All of the data below must be repeated exactly.

--- begin Data section ---

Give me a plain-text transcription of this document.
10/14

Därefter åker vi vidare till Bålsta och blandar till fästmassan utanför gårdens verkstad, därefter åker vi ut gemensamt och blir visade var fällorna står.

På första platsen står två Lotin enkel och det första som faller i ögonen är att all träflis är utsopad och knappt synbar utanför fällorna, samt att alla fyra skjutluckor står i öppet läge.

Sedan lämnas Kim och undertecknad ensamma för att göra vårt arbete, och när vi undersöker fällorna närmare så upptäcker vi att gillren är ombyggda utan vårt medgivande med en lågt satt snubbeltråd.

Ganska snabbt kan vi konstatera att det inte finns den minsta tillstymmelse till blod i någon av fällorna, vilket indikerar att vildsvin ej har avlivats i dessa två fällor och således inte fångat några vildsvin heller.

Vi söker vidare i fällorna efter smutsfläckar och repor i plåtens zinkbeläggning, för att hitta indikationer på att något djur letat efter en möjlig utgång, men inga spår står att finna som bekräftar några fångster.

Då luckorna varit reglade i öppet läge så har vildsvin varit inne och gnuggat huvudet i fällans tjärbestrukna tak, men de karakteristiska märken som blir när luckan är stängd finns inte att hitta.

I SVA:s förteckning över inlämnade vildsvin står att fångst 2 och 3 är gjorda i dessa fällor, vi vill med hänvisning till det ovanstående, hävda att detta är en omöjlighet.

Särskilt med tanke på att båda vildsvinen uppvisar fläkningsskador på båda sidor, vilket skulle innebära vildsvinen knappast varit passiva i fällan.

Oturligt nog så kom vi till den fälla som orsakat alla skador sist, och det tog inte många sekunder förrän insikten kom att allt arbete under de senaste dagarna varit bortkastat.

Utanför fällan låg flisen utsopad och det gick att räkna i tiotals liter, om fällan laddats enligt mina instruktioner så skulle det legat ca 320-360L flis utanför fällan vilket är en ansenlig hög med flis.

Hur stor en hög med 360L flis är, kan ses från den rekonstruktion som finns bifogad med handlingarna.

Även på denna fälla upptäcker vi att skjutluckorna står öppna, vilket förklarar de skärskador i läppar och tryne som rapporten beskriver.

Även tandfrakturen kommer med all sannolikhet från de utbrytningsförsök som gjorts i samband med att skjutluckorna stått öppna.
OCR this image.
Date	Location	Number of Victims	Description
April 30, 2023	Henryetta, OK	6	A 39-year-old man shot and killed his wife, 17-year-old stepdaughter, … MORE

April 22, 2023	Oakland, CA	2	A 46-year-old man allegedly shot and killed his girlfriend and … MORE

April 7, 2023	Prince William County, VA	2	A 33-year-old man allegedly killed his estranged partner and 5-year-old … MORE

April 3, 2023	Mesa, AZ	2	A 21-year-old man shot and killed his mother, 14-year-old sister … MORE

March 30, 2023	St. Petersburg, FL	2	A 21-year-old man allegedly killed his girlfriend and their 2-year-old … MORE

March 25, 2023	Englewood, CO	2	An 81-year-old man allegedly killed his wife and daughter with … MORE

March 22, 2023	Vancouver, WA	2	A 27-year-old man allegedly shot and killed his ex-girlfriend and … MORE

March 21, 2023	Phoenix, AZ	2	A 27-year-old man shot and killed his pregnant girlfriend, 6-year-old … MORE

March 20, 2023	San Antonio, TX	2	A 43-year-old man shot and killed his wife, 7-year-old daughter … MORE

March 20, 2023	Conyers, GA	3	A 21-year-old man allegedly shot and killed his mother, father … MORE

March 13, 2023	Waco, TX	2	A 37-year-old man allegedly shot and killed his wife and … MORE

--- end Data section ---

* **Response to the task**
Give me a plain-text transcription of this document.
10/14

Därefter åker vi vidare till Bålsta och blandar till fästmassan utanför gårdens verkstad, därefter åker vi ut gemensamt och blir visade var fällorna står.

På första platsen står två Lotin enkel och det första som faller i ögonen är att all träflis är utsopad och knappt synbar utanför fällorna, samt att alla fyra skjutluckor står i öppet läge.

Sedan lämnas Kim och undertecknad ensamma för att göra vårt arbete, och när vi undersöker fällorna närmare så upptäcker vi att gillren är ombyggda utan vårt medgivande med en lågt satt snubbeltråd.

Ganska snabbt kan vi konstatera att det inte finns den minsta tillstymmelse till blod i någon av fällorna, vilket indikerar att vildsvin ej har avlivats i dessa två fällor och således inte fångat några vildsvin heller.

Vi söker vidare i fällorna efter smutsfläckar och repor i plåtens zinkbeläggning, för att hitta indikationer på att något djur letat efter en möjlig utgång, men inga spår står att finna som bekräftar några fångster.

Då luckorna varit reglade i öppet läge så har vildsvin varit inne och gnuggat huvudet i fällans tjärbestrukna tak, men de karakteristiska märken som blir när luckan är stängd finns inte att hitta.

I SVA:s förteckning över inlämnade vildsvin står att fångst 2 och 3 är gjorda i dessa fällor, vi vill med hänvisning till det ovanstående, hävda att detta är en omöjlighet.

Särskilt med tanke på att båda vildsvinen uppvisar fläkningsskador på båda sidor, vilket skulle innebära vildsvinen knappast varit passiva i fällan.

Oturligt nog så kom vi till den fälla som orsakat alla skador sist, och det tog inte många sekunder förrän insikten kom att allt arbete under de senaste dagarna varit bortkastat.

Utanför fällan låg flisen utsopad och det gick att räkna i tiotals liter, om fällan laddats enligt mina instruktioner så skulle det legat ca 320-360L flis utanför fällan vilket är en ansenlig hög med flis.

Hur stor en hög med 360L flis är, kan ses från den rekonstruktion som finns bifogad med handlingarna.

Även på denna fälla upptäcker vi att skjutluckorna står öppna, vilket förklarar de skärskador i läppar och tryne som rapporten beskriver.

Även tandfrakturen kommer med all sannolikhet från de utbrytningsförsök som gjorts i samband med att skjutluckorna stått öppna.
OCR this image.
Date	Location	Number of Victims	Description
April 30, 2023	Henryetta, OK	6	A 39-year-old man shot and killed his wife, 17-year-old stepdaughter, … MORE

April 22, 2023	Oakland, CA	2	A 46-year-old man allegedly shot and killed his girlfriend and … MORE

April 7, 2023	Prince William County, VA	2	A 33-year-old man allegedly killed his estranged partner and 5-year-old … MORE

April 3, 2023	Mesa, AZ	2	A 21-year-old man shot and killed his mother, 14-year-old sister … MORE

March 30, 2023	St. Petersburg, FL	2	A 21-year-old man allegedly killed his girlfriend and their 2-year-old … MORE

March 25, 2023	Englewood, CO	2	An 81-year-old man allegedly killed his wife and daughter with … MORE

March 22, 2023	Vancouver, WA	2	A 27-year-old man allegedly shot and killed his ex-girlfriend and … MORE

March 21, 2023	Phoenix, AZ	2	A 27-year-old man shot and killed his pregnant girlfriend, 6-year-old … MORE

March 20, 2023	San Antonio, TX	2	A 43-year-old man shot and killed his wife, 7-year-old daughter … MORE

March 20, 2023	Conyers, GA	3	A 21-year-old man allegedly shot and killed his mother, father … MORE

March 13, 2023	Waco, TX	2	A 37-year-old man allegedly shot and killed his wife and … MORE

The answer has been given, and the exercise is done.